What you need to do>
• A. Answer these questions from the celiac disease extract, one answer a line, marked like the questions:
(i) Which drug used to treat DH is named first in connection with hemolysis and methemoglobinemia?
(ii) What small-bowel mucosa finding is still considered the gold standard of diagnosis?
(iii) In what share of CD patients does IgA deficiency co-occur?
• B. Decide whether each statement agrees with the celiac disease extract. Answer yes or no for each, marked like the statements, and quote the words of the extract that settle it.
(i) Antigliadin antibodies are less used because of their low sensitivity and specificity.
(ii) The anemia of CD is usually due to blood loss.
(iii) Patients with the malabsorption syndrome should start with serologic tests alone.
• C. Please reproduce word for word the part of the celiac disease extract starting at "CD is a common" and ending at "in Table 1.".

Source extract>
*-*-*
CD is a common cause of various hematologic disorders, the most common of which is anemia. The anemia of CD is usually due to malabsorption of micronutrients such as iron, folic acid, and vitamin B12. CD is also frequently implicated in the etiology of other blood-count abnormalities, splenic hypofunction, and intestinal lymphomas.7 The hematologic manifestations of DH are less well described but DH has been associated with anemia and splenic dysfunction, and patients with DH have been found to be at increased risk of contracting malignant lymphoma. Additionally, some of the drugs used in the treatment of DH (primarily dapsone) have been associated with side effects such as hemolysis and methemoglobinemia. The hematologic manifestations of CD are summarized in Table 1.
Hematologic manifestations of CD
Diagnosis of celiac disease
The diagnosis of CD is usually made with the aid of a small-bowel biopsy. Pathologic diagnosis based on finding villous atrophy of the small-bowel mucosa is still considered the gold standard of diagnosis.8,9 Serologic testing is based on identifying IgA antibodies against gliadin, endomysium, and tissue transglutaminase. Antigliadin antibodies are less used due to their low sensitivity and specificity.10 A recent systematic review of the diagnostic accuracy of the various available antibody assays revealed that the sensitivity of antiendomysial antibodies (anti-EMAs) and anti–tissue-transglutaminase (anti-tTG) antibodies is more than 90%.11 The pooled sensitivity of the anti-EMA was between 90% and 97%, and anti-tTG antibodies had a pooled sensitivity of 90% to 98%, depending on the methods used and the population studied. Anti-tTG antibodies are the most practical test and is now widely used for diagnosing CD. The co-occurrence of IgA deficiency in 3% to 5% of CD patients poses certain difficulties in using serologic methods for diagnosis. Thus it may be appropriate to measure total IgA levels before concluding that negative serologic tests have excluded CD. Serologic testing using IgG-type anti-tTG antibodies appears to be helpful in diagnosing CD patients with concomitant IgA deficiency.12 A practical diagnostic algorithm is depicted in Figure 1. Patients with a high risk of having CD, such as those with the malabsorption syndrome, should have both serologic tests and an upper endoscopy with intestinal biopsy performed. Patients with a lower risk of having CD, such as patients with anemia only or anemia associated with other subtle features of CD (such as infertility, diarrhea, or type 1 diabetes), may be evaluated with serologic tests initially, followed by intestinal biopsy if the serology is positive.
*-*-*
Provided data>
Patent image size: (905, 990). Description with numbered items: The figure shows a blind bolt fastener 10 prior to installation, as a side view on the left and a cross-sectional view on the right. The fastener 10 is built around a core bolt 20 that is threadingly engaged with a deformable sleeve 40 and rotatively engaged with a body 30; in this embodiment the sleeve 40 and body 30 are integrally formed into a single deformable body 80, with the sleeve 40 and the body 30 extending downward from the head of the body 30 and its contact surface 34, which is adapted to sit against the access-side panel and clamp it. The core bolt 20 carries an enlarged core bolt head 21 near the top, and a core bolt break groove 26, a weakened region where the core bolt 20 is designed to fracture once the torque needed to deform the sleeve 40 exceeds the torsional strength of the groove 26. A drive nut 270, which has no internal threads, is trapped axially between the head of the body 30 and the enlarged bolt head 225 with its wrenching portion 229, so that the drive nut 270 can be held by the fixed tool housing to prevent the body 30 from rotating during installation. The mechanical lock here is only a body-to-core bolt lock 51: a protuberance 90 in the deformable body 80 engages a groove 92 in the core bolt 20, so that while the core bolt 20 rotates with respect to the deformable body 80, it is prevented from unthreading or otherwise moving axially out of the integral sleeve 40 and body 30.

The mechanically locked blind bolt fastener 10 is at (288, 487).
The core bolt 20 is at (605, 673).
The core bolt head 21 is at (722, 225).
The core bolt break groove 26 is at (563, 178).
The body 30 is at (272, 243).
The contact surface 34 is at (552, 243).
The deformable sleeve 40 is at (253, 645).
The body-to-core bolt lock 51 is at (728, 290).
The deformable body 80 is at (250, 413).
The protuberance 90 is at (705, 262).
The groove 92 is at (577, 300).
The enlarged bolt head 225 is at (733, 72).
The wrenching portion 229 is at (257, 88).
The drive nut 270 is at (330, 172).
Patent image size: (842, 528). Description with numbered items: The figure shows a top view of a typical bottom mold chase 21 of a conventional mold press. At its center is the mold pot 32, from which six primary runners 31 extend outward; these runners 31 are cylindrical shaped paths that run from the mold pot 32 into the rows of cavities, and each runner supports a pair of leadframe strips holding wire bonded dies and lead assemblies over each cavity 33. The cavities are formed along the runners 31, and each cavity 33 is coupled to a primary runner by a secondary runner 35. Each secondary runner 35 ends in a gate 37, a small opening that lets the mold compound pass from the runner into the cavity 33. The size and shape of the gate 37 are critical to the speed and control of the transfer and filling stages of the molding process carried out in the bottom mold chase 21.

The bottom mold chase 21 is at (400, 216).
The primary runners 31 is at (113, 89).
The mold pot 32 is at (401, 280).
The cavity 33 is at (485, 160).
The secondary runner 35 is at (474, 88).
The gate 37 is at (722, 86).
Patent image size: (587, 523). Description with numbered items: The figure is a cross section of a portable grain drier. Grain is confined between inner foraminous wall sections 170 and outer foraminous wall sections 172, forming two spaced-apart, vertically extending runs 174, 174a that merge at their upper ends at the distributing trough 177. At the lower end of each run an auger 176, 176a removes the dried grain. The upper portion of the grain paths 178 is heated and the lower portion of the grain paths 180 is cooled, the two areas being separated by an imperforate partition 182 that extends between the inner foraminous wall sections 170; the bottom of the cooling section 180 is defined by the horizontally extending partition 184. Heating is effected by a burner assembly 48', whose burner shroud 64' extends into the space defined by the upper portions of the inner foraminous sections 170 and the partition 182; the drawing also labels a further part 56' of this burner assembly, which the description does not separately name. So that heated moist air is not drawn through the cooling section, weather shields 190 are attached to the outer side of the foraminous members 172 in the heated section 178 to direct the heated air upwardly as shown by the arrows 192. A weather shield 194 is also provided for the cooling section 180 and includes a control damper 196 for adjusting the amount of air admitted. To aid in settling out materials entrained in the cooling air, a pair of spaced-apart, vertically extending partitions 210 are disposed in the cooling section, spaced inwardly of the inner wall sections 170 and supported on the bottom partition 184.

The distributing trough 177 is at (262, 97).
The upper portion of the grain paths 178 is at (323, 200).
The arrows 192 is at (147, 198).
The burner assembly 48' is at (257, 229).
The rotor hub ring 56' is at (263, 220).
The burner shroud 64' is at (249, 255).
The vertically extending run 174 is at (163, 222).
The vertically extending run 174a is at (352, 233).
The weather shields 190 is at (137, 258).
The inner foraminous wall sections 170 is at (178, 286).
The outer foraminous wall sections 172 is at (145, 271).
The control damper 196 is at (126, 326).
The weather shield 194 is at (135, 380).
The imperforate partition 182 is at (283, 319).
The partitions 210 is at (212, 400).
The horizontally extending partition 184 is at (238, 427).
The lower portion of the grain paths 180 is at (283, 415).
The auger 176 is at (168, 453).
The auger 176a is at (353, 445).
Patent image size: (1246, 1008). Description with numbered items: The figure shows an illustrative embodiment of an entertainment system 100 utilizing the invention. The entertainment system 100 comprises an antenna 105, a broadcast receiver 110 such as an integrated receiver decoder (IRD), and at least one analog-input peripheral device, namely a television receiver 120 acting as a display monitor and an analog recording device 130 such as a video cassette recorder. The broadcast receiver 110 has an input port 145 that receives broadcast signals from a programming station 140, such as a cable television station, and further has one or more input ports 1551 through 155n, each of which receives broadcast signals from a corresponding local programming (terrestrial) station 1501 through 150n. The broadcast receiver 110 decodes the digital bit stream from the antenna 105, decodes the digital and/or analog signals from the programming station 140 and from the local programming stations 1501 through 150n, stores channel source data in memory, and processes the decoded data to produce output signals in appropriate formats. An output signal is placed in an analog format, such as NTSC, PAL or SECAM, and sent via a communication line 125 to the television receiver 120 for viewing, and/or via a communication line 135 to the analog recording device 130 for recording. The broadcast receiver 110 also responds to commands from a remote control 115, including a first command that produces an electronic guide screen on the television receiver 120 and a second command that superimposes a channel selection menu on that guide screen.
*-*-*
Answers to the exercise>
• A.
(i) Dapsone
(ii) Villous atrophy of the small-bowel mucosa
(iii) 3% to 5%

• B.
(i) Yes: "Antigliadin antibodies are less used due to their low sensitivity and specificity."
(ii) No: "The anemia of CD is usually due to malabsorption of micronutrients such as iron, folic acid, and vitamin B12."
(iii) No: "should have both serologic tests and an upper endoscopy with intestinal biopsy performed."

• C.
CD is a common cause of various hematologic disorders, the most common of which is anemia. The anemia of CD is usually due to malabsorption of micronutrients such as iron, folic acid, and vitamin B12. CD is also frequently implicated in the etiology of other blood-count abnormalities, splenic hypofunction, and intestinal lymphomas.7 The hematologic manifestations of DH are less well described but DH has been associated with anemia and splenic dysfunction, and patients with DH have been found to be at increased risk of contracting malignant lymphoma. Additionally, some of the drugs used in the treatment of DH (primarily dapsone) have been associated with side effects such as hemolysis and methemoglobinemia. The hematologic manifestations of CD are summarized in Table 1.